**The problem**
Print the listing below exactly.

--------------------------------------------------

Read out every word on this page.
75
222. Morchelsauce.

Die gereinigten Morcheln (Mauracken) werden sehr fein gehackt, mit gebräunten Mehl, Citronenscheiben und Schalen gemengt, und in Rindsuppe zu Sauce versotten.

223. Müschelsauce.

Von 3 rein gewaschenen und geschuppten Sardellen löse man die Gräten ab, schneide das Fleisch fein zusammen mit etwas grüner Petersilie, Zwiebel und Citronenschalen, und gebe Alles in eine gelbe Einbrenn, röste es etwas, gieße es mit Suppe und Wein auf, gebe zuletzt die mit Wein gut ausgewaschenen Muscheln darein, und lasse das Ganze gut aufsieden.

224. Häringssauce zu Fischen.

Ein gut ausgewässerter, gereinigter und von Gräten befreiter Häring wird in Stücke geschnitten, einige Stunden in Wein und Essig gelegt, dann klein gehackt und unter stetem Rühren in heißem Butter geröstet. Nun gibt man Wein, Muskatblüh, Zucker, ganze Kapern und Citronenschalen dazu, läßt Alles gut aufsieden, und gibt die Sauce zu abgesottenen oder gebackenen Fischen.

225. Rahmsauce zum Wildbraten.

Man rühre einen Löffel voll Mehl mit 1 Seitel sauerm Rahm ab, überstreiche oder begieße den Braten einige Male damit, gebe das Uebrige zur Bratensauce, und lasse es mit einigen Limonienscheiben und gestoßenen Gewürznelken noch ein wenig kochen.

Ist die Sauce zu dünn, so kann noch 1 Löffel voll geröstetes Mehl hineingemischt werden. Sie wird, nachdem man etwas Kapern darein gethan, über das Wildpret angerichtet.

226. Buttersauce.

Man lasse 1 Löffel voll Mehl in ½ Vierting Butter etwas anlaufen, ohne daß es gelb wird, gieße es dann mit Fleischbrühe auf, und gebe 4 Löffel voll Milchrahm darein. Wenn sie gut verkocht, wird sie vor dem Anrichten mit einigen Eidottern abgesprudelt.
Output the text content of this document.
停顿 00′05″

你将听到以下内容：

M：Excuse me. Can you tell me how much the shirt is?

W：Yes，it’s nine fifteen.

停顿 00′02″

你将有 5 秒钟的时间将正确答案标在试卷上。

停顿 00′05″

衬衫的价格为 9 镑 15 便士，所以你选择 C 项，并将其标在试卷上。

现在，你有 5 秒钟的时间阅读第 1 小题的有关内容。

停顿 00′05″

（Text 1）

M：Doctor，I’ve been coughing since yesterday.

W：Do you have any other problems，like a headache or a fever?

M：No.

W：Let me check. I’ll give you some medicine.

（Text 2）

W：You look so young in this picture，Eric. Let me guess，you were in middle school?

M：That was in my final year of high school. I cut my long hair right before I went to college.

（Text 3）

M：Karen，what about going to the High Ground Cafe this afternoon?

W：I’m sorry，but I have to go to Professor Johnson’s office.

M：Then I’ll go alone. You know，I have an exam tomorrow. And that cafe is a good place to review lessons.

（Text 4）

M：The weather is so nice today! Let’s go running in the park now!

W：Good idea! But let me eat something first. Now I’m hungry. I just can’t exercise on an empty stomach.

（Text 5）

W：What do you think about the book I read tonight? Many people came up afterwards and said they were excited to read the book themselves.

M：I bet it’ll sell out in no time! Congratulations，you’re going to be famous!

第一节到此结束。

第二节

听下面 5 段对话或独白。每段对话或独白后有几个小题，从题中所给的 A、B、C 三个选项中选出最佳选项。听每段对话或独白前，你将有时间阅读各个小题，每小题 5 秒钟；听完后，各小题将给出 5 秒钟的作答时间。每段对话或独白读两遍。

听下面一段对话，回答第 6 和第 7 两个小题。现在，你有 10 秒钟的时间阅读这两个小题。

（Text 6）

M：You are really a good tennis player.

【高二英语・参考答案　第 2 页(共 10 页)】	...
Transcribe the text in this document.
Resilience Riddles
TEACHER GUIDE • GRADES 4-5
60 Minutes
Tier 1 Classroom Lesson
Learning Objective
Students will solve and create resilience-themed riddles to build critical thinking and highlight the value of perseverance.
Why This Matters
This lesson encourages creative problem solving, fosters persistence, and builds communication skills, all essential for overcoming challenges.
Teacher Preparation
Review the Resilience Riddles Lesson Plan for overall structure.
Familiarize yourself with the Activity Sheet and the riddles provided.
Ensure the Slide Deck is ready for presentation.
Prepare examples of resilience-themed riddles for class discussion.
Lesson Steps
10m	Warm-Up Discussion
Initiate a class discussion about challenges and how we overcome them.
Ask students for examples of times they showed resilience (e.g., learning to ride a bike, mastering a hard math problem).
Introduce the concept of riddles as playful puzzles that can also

--------------------------------------------------

**Solution for this exercise**
Read out every word on this page.
75
222. Morchelsauce.

Die gereinigten Morcheln (Mauracken) werden sehr fein gehackt, mit gebräunten Mehl, Citronenscheiben und Schalen gemengt, und in Rindsuppe zu Sauce versotten.

223. Müschelsauce.

Von 3 rein gewaschenen und geschuppten Sardellen löse man die Gräten ab, schneide das Fleisch fein zusammen mit etwas grüner Petersilie, Zwiebel und Citronenschalen, und gebe Alles in eine gelbe Einbrenn, röste es etwas, gieße es mit Suppe und Wein auf, gebe zuletzt die mit Wein gut ausgewaschenen Muscheln darein, und lasse das Ganze gut aufsieden.

224. Häringssauce zu Fischen.

Ein gut ausgewässerter, gereinigter und von Gräten befreiter Häring wird in Stücke geschnitten, einige Stunden in Wein und Essig gelegt, dann klein gehackt und unter stetem Rühren in heißem Butter geröstet. Nun gibt man Wein, Muskatblüh, Zucker, ganze Kapern und Citronenschalen dazu, läßt Alles gut aufsieden, und gibt die Sauce zu abgesottenen oder gebackenen Fischen.

225. Rahmsauce zum Wildbraten.

Man rühre einen Löffel voll Mehl mit 1 Seitel sauerm Rahm ab, überstreiche oder begieße den Braten einige Male damit, gebe das Uebrige zur Bratensauce, und lasse es mit einigen Limonienscheiben und gestoßenen Gewürznelken noch ein wenig kochen.

Ist die Sauce zu dünn, so kann noch 1 Löffel voll geröstetes Mehl hineingemischt werden. Sie wird, nachdem man etwas Kapern darein gethan, über das Wildpret angerichtet.

226. Buttersauce.

Man lasse 1 Löffel voll Mehl in ½ Vierting Butter etwas anlaufen, ohne daß es gelb wird, gieße es dann mit Fleischbrühe auf, und gebe 4 Löffel voll Milchrahm darein. Wenn sie gut verkocht, wird sie vor dem Anrichten mit einigen Eidottern abgesprudelt.
Output the text content of this document.
停顿 00′05″

你将听到以下内容：

M：Excuse me. Can you tell me how much the shirt is?

W：Yes，it’s nine fifteen.

停顿 00′02″

你将有 5 秒钟的时间将正确答案标在试卷上。

停顿 00′05″

衬衫的价格为 9 镑 15 便士，所以你选择 C 项，并将其标在试卷上。

现在，你有 5 秒钟的时间阅读第 1 小题的有关内容。

停顿 00′05″

（Text 1）

M：Doctor，I’ve been coughing since yesterday.

W：Do you have any other problems，like a headache or a fever?

M：No.

W：Let me check. I’ll give you some medicine.

（Text 2）

W：You look so young in this picture，Eric. Let me guess，you were in middle school?

M：That was in my final year of high school. I cut my long hair right before I went to college.

（Text 3）

M：Karen，what about going to the High Ground Cafe this afternoon?

W：I’m sorry，but I have to go to Professor Johnson’s office.

M：Then I’ll go alone. You know，I have an exam tomorrow. And that cafe is a good place to review lessons.

（Text 4）

M：The weather is so nice today! Let’s go running in the park now!

W：Good idea! But let me eat something first. Now I’m hungry. I just can’t exercise on an empty stomach.

（Text 5）

W：What do you think about the book I read tonight? Many people came up afterwards and said they were excited to read the book themselves.

M：I bet it’ll sell out in no time! Congratulations，you’re going to be famous!

第一节到此结束。

第二节

听下面 5 段对话或独白。每段对话或独白后有几个小题，从题中所给的 A、B、C 三个选项中选出最佳选项。听每段对话或独白前，你将有时间阅读各个小题，每小题 5 秒钟；听完后，各小题将给出 5 秒钟的作答时间。每段对话或独白读两遍。

听下面一段对话，回答第 6 和第 7 两个小题。现在，你有 10 秒钟的时间阅读这两个小题。

（Text 6）

M：You are really a good tennis player.

【高二英语・参考答案　第 2 页(共 10 页)】	...
Transcribe the text in this document.
Resilience Riddles
TEACHER GUIDE • GRADES 4-5
60 Minutes
Tier 1 Classroom Lesson
Learning Objective
Students will solve and create resilience-themed riddles to build critical thinking and highlight the value of perseverance.
Why This Matters
This lesson encourages creative problem solving, fosters persistence, and builds communication skills, all essential for overcoming challenges.
Teacher Preparation
Review the Resilience Riddles Lesson Plan for overall structure.
Familiarize yourself with the Activity Sheet and the riddles provided.
Ensure the Slide Deck is ready for presentation.
Prepare examples of resilience-themed riddles for class discussion.
Lesson Steps
10m	Warm-Up Discussion
Initiate a class discussion about challenges and how we overcome them.
Ask students for examples of times they showed resilience (e.g., learning to ride a bike, mastering a hard math problem).
Introduce the concept of riddles as playful puzzles that can also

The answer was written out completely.